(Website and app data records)
============================================================
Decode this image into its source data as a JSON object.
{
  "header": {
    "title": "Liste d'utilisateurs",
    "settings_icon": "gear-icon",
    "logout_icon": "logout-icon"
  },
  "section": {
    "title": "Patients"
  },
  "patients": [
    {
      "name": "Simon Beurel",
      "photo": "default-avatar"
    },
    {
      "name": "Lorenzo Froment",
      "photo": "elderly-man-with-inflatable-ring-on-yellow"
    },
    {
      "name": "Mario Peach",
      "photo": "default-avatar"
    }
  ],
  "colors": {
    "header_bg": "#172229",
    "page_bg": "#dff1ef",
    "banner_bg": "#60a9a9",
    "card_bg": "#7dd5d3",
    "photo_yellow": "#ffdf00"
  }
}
============================================================
### Your objective
Set out the records again, exactly as they appear above.

### Final answer
Decode this image into its source data as a JSON object.
{
  "header": {
    "title": "Liste d'utilisateurs",
    "settings_icon": "gear-icon",
    "logout_icon": "logout-icon"
  },
  "section": {
    "title": "Patients"
  },
  "patients": [
    {
      "name": "Simon Beurel",
      "photo": "default-avatar"
    },
    {
      "name": "Lorenzo Froment",
      "photo": "elderly-man-with-inflatable-ring-on-yellow"
    },
    {
      "name": "Mario Peach",
      "photo": "default-avatar"
    }
  ],
  "colors": {
    "header_bg": "#172229",
    "page_bg": "#dff1ef",
    "banner_bg": "#60a9a9",
    "card_bg": "#7dd5d3",
    "photo_yellow": "#ffdf00"
  }
}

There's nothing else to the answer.